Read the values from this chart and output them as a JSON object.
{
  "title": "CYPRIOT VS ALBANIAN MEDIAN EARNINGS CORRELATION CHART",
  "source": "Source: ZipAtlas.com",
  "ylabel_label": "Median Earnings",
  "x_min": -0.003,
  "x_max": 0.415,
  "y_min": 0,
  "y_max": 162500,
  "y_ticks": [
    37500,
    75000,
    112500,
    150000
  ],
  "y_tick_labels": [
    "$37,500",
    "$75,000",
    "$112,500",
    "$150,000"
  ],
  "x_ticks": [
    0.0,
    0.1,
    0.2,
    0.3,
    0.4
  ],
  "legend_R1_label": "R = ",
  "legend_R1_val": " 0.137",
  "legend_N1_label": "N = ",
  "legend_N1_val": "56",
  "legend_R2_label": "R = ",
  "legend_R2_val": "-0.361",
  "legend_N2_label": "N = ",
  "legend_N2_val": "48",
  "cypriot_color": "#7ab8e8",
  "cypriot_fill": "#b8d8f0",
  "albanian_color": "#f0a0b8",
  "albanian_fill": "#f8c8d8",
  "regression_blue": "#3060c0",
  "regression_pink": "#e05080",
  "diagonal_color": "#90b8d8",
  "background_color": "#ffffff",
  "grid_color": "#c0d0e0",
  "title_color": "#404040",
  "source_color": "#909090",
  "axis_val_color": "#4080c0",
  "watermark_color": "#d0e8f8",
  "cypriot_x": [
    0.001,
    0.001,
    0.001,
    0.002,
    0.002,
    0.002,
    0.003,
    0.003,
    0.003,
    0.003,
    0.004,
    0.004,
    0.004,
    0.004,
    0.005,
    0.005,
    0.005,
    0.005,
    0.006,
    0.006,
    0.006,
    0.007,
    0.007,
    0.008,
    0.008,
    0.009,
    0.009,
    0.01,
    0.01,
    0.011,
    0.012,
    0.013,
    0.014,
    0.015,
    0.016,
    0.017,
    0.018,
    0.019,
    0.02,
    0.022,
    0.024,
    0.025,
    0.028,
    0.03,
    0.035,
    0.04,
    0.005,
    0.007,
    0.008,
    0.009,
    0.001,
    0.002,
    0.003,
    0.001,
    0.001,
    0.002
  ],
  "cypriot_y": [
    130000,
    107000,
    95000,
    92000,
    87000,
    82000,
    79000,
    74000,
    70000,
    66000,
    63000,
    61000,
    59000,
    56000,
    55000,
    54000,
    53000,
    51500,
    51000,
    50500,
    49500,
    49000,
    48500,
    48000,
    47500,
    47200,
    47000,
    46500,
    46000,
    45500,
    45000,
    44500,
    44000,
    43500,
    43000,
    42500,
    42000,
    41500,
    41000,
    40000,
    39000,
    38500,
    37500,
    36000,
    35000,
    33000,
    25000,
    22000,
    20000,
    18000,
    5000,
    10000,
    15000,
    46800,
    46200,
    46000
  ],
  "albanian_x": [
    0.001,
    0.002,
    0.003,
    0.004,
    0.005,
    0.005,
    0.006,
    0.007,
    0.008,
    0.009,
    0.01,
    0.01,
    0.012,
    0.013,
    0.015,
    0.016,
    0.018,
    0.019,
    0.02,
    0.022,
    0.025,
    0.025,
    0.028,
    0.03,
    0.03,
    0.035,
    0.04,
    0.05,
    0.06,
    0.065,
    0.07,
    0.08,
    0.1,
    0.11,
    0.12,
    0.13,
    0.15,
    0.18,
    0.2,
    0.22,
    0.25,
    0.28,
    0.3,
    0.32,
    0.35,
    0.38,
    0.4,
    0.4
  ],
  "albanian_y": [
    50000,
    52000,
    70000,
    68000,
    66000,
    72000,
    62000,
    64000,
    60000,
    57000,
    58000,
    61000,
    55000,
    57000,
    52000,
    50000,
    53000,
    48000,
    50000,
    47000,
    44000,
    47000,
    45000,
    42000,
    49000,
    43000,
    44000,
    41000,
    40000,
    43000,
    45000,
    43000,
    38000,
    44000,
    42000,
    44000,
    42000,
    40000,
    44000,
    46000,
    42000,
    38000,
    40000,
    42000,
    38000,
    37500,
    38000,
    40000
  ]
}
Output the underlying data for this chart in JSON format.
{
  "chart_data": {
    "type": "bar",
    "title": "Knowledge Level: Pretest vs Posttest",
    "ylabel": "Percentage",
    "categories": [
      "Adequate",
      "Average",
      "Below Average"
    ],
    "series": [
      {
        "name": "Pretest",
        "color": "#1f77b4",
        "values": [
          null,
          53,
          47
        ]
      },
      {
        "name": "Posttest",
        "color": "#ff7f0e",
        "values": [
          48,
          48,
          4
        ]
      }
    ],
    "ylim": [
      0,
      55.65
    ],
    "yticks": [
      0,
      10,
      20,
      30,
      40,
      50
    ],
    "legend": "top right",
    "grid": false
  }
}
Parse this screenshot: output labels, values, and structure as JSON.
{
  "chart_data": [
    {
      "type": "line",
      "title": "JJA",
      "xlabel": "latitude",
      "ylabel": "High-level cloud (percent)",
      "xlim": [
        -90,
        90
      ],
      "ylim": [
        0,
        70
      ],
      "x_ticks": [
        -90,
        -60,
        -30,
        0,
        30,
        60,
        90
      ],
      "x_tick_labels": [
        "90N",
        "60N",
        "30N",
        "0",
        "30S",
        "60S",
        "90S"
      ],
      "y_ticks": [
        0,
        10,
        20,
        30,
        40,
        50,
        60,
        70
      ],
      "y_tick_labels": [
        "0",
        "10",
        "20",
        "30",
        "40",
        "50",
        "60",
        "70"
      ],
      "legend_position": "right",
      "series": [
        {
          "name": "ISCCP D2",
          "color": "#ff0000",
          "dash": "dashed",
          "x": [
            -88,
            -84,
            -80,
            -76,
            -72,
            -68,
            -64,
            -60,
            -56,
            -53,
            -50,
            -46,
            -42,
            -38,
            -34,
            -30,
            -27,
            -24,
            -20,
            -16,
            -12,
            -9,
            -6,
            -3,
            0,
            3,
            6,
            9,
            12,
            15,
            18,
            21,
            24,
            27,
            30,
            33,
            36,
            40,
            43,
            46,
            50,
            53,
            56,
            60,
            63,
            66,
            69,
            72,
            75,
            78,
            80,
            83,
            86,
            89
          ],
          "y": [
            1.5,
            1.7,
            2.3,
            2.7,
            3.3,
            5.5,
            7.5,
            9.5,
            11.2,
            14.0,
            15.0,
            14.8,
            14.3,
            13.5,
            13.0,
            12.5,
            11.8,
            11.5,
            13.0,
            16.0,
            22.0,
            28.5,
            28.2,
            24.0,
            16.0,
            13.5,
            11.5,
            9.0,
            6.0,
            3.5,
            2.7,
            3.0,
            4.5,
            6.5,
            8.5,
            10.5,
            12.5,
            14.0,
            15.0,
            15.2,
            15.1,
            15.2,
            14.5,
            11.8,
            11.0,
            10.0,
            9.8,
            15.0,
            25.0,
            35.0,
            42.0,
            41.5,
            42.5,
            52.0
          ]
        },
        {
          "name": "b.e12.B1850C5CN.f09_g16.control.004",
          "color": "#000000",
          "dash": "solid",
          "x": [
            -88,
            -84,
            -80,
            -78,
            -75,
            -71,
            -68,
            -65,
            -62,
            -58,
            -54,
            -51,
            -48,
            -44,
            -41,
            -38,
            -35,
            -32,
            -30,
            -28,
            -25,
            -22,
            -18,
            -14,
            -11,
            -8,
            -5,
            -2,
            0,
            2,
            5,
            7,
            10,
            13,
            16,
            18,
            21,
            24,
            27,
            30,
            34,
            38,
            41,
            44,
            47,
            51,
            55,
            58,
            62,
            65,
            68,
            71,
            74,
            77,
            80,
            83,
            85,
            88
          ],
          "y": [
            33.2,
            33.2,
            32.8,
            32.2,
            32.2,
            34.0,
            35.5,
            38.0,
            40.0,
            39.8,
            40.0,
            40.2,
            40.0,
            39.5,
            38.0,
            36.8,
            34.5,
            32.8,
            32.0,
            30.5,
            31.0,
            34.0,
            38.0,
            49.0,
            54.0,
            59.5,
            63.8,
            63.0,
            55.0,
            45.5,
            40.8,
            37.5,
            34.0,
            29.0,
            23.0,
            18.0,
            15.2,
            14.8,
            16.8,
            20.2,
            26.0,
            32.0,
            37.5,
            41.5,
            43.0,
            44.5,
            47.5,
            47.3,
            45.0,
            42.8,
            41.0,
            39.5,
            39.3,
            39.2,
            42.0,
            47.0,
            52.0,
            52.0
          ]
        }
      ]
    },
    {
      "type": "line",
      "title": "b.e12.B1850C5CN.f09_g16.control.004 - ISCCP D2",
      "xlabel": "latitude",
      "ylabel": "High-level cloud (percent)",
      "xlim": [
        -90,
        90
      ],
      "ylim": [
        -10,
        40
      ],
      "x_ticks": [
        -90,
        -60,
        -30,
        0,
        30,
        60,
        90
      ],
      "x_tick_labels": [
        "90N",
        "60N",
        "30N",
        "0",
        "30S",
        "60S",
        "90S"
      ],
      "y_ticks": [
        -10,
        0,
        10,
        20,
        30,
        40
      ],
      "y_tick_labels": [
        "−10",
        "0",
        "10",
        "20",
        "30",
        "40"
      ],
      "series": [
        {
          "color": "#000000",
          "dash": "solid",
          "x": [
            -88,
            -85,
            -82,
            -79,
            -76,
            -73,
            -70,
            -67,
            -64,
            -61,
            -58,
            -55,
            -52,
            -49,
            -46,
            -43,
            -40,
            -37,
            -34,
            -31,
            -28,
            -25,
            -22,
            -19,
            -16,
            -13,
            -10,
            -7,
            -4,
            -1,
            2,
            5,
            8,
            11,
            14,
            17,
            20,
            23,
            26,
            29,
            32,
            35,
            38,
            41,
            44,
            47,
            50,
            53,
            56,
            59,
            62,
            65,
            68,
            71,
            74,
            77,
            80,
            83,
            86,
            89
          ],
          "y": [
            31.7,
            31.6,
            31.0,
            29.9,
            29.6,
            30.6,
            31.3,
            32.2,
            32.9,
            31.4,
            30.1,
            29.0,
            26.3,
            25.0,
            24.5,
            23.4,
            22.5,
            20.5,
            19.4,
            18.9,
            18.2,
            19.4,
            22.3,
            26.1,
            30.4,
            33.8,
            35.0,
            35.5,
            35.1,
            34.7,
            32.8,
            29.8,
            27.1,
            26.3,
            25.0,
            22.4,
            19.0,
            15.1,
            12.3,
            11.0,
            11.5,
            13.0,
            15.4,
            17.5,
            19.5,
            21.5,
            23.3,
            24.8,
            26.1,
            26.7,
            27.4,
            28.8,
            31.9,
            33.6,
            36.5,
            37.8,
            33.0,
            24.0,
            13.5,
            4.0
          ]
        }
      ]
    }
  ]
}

○ ○ ○ ○

**Exercise details**
Track down the lines that include the word "Posttest" and copy them.

**Exercise output**
    "title": "Knowledge Level: Pretest vs Posttest",
        "name": "Posttest",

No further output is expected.